EXERCISE GOAL> Leave out the pictures, then reproduce the rest of the material exactly.

MATERIAL FOR THIS EXERCISE>
— start —
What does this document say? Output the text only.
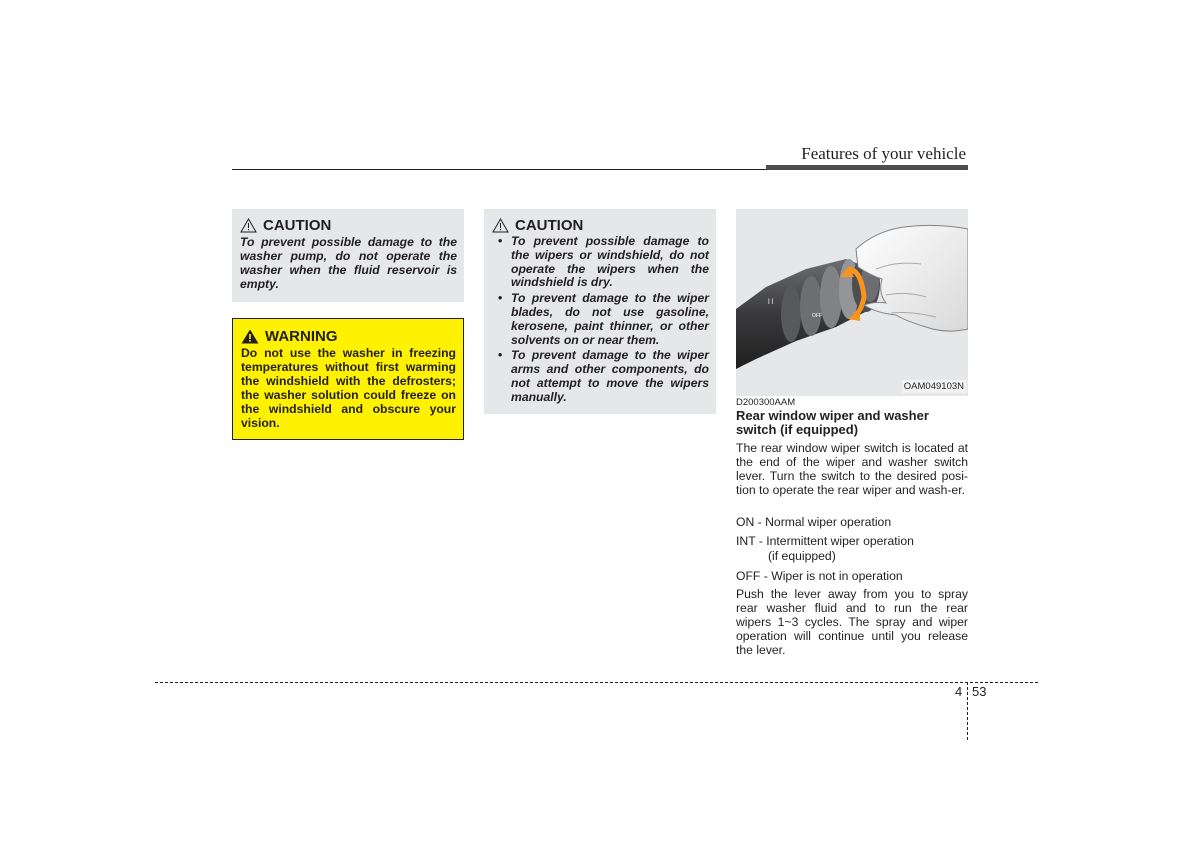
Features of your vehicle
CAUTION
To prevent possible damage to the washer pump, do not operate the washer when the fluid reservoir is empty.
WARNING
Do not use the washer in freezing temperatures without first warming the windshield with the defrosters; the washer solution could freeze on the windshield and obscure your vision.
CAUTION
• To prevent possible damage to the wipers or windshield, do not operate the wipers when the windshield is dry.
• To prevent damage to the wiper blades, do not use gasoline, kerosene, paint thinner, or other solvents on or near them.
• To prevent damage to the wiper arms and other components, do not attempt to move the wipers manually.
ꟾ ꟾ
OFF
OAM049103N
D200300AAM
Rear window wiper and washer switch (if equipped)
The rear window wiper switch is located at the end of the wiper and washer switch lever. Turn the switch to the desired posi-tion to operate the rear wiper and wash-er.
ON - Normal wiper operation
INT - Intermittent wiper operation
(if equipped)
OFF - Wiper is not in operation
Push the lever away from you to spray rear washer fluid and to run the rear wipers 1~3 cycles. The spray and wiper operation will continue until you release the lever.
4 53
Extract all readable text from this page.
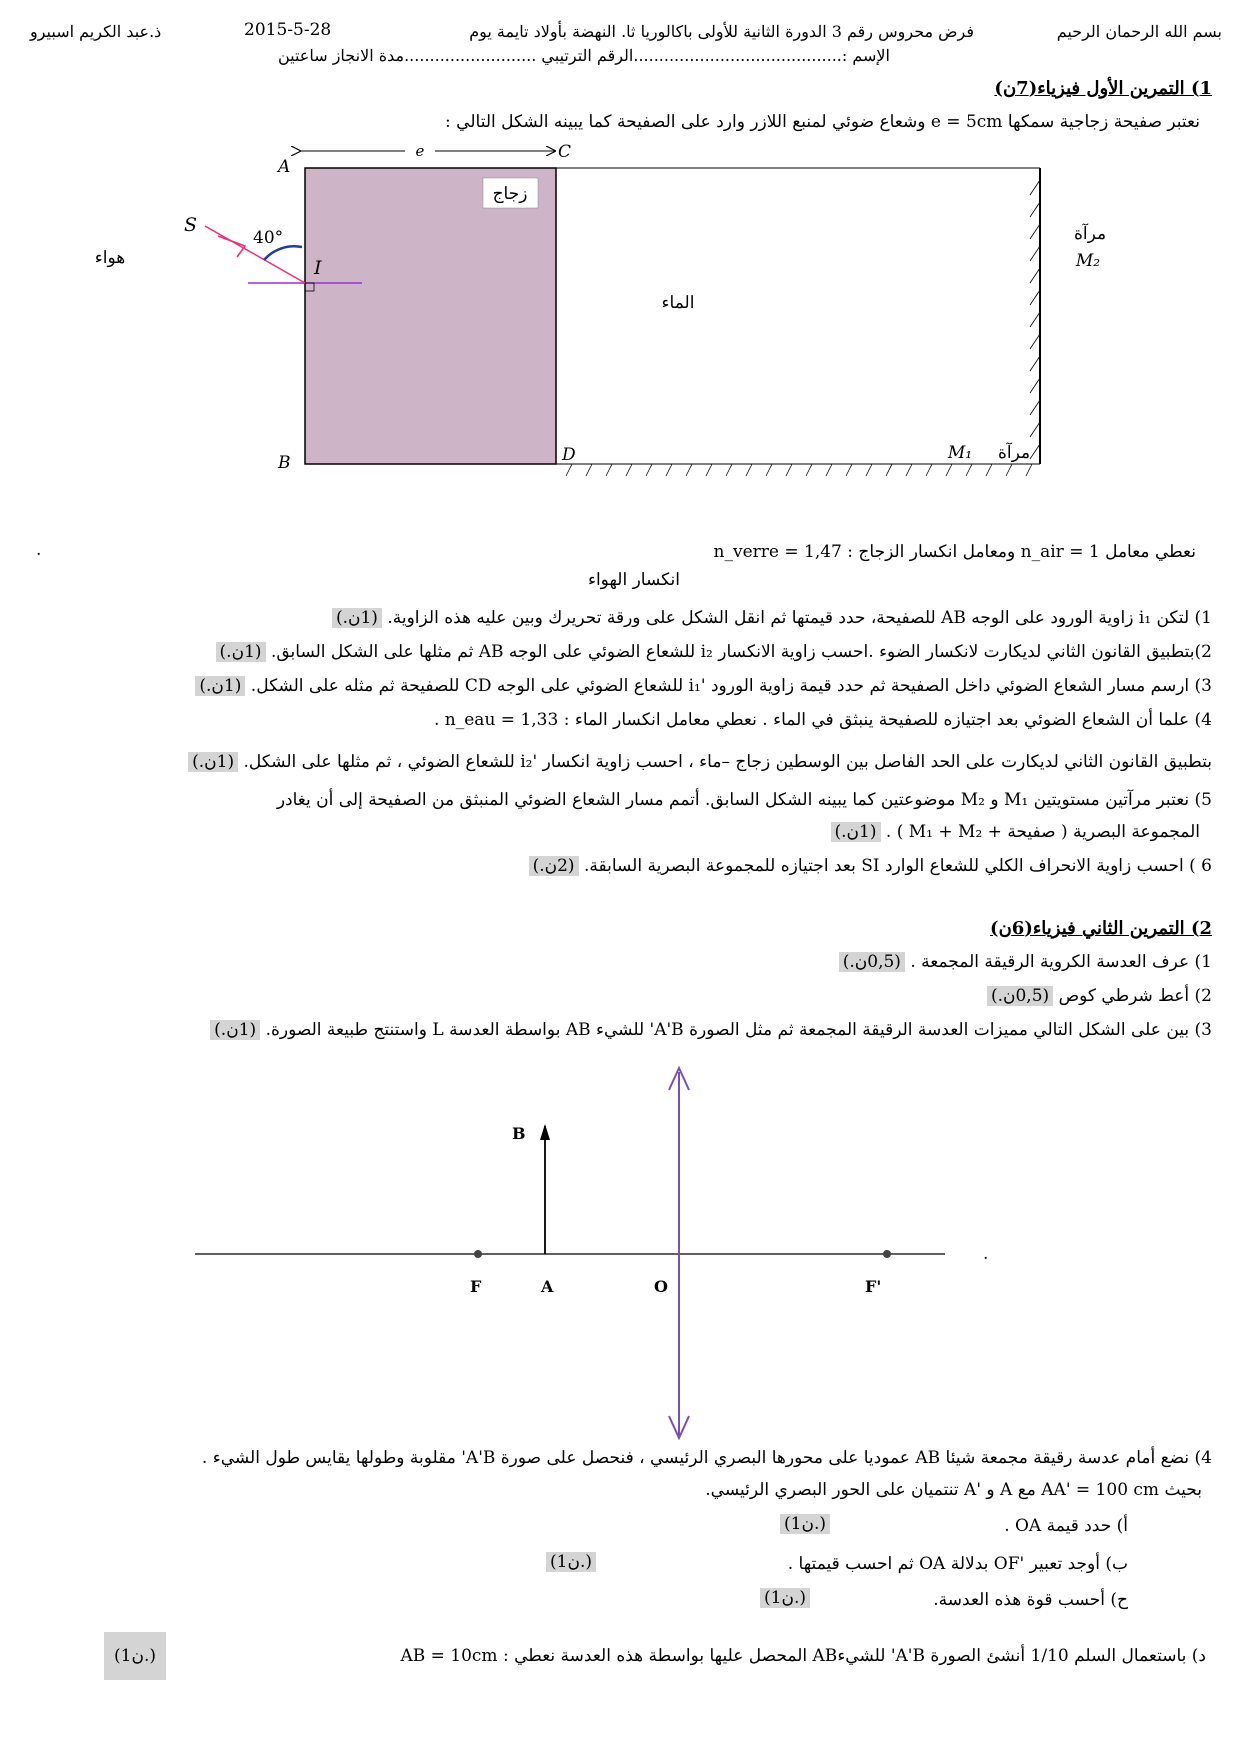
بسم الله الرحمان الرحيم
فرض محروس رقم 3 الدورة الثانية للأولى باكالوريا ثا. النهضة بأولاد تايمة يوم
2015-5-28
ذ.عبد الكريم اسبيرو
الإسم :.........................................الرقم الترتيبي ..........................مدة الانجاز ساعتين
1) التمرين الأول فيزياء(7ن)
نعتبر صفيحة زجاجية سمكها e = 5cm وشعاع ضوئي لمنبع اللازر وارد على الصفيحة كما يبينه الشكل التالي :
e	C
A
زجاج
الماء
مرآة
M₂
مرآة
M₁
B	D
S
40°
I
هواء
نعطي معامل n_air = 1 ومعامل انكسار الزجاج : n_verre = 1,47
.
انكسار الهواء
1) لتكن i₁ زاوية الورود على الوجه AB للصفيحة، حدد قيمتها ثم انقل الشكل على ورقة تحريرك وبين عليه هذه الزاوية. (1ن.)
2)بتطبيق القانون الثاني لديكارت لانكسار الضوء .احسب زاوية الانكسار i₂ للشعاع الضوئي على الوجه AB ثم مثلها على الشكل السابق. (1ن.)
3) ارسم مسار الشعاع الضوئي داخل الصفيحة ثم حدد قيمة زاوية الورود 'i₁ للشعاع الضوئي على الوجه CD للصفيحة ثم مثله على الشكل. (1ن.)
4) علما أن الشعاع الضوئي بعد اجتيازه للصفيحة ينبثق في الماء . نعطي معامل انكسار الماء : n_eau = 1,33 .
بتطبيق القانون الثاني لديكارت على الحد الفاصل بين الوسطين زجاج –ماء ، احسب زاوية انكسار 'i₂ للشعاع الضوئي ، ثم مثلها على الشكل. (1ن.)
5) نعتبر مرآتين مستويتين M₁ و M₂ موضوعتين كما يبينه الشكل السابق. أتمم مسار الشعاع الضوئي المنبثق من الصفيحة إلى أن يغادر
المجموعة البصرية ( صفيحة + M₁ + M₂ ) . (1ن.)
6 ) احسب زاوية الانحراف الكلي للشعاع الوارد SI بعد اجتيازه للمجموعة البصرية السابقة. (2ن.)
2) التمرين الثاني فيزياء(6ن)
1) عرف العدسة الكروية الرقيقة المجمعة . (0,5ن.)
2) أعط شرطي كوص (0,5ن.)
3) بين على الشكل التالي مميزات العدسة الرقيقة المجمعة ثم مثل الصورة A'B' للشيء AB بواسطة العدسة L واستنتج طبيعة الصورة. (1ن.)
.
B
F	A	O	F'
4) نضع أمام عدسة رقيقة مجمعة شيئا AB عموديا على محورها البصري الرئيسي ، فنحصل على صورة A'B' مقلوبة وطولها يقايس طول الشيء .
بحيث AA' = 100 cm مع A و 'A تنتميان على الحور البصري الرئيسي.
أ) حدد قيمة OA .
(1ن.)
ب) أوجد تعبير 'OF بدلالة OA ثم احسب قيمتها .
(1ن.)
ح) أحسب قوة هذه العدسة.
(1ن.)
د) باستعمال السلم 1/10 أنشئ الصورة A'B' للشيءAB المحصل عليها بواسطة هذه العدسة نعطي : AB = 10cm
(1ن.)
— end —
ANSWER TO THE PROBLEM>
What does this document say? Output the text only.
Features of your vehicle
CAUTION
To prevent possible damage to the washer pump, do not operate the washer when the fluid reservoir is empty.
WARNING
Do not use the washer in freezing temperatures without first warming the windshield with the defrosters; the washer solution could freeze on the windshield and obscure your vision.
CAUTION
• To prevent possible damage to the wipers or windshield, do not operate the wipers when the windshield is dry.
• To prevent damage to the wiper blades, do not use gasoline, kerosene, paint thinner, or other solvents on or near them.
• To prevent damage to the wiper arms and other components, do not attempt to move the wipers manually.
ꟾ ꟾ
OFF
OAM049103N
D200300AAM
Rear window wiper and washer switch (if equipped)
The rear window wiper switch is located at the end of the wiper and washer switch lever. Turn the switch to the desired posi-tion to operate the rear wiper and wash-er.
ON - Normal wiper operation
INT - Intermittent wiper operation
(if equipped)
OFF - Wiper is not in operation
Push the lever away from you to spray rear washer fluid and to run the rear wipers 1~3 cycles. The spray and wiper operation will continue until you release the lever.
4 53
Extract all readable text from this page.
بسم الله الرحمان الرحيم
فرض محروس رقم 3 الدورة الثانية للأولى باكالوريا ثا. النهضة بأولاد تايمة يوم
2015-5-28
ذ.عبد الكريم اسبيرو
الإسم :.........................................الرقم الترتيبي ..........................مدة الانجاز ساعتين
1) التمرين الأول فيزياء(7ن)
نعتبر صفيحة زجاجية سمكها e = 5cm وشعاع ضوئي لمنبع اللازر وارد على الصفيحة كما يبينه الشكل التالي :
e	C
A
زجاج
الماء
مرآة
M₂
مرآة
M₁
B	D
S
40°
I
هواء
نعطي معامل n_air = 1 ومعامل انكسار الزجاج : n_verre = 1,47
.
انكسار الهواء
1) لتكن i₁ زاوية الورود على الوجه AB للصفيحة، حدد قيمتها ثم انقل الشكل على ورقة تحريرك وبين عليه هذه الزاوية. (1ن.)
2)بتطبيق القانون الثاني لديكارت لانكسار الضوء .احسب زاوية الانكسار i₂ للشعاع الضوئي على الوجه AB ثم مثلها على الشكل السابق. (1ن.)
3) ارسم مسار الشعاع الضوئي داخل الصفيحة ثم حدد قيمة زاوية الورود 'i₁ للشعاع الضوئي على الوجه CD للصفيحة ثم مثله على الشكل. (1ن.)
4) علما أن الشعاع الضوئي بعد اجتيازه للصفيحة ينبثق في الماء . نعطي معامل انكسار الماء : n_eau = 1,33 .
بتطبيق القانون الثاني لديكارت على الحد الفاصل بين الوسطين زجاج –ماء ، احسب زاوية انكسار 'i₂ للشعاع الضوئي ، ثم مثلها على الشكل. (1ن.)
5) نعتبر مرآتين مستويتين M₁ و M₂ موضوعتين كما يبينه الشكل السابق. أتمم مسار الشعاع الضوئي المنبثق من الصفيحة إلى أن يغادر
المجموعة البصرية ( صفيحة + M₁ + M₂ ) . (1ن.)
6 ) احسب زاوية الانحراف الكلي للشعاع الوارد SI بعد اجتيازه للمجموعة البصرية السابقة. (2ن.)
2) التمرين الثاني فيزياء(6ن)
1) عرف العدسة الكروية الرقيقة المجمعة . (0,5ن.)
2) أعط شرطي كوص (0,5ن.)
3) بين على الشكل التالي مميزات العدسة الرقيقة المجمعة ثم مثل الصورة A'B' للشيء AB بواسطة العدسة L واستنتج طبيعة الصورة. (1ن.)
.
B
F	A	O	F'
4) نضع أمام عدسة رقيقة مجمعة شيئا AB عموديا على محورها البصري الرئيسي ، فنحصل على صورة A'B' مقلوبة وطولها يقايس طول الشيء .
بحيث AA' = 100 cm مع A و 'A تنتميان على الحور البصري الرئيسي.
أ) حدد قيمة OA .
(1ن.)
ب) أوجد تعبير 'OF بدلالة OA ثم احسب قيمتها .
(1ن.)
ح) أحسب قوة هذه العدسة.
(1ن.)
د) باستعمال السلم 1/10 أنشئ الصورة A'B' للشيءAB المحصل عليها بواسطة هذه العدسة نعطي : AB = 10cm
(1ن.)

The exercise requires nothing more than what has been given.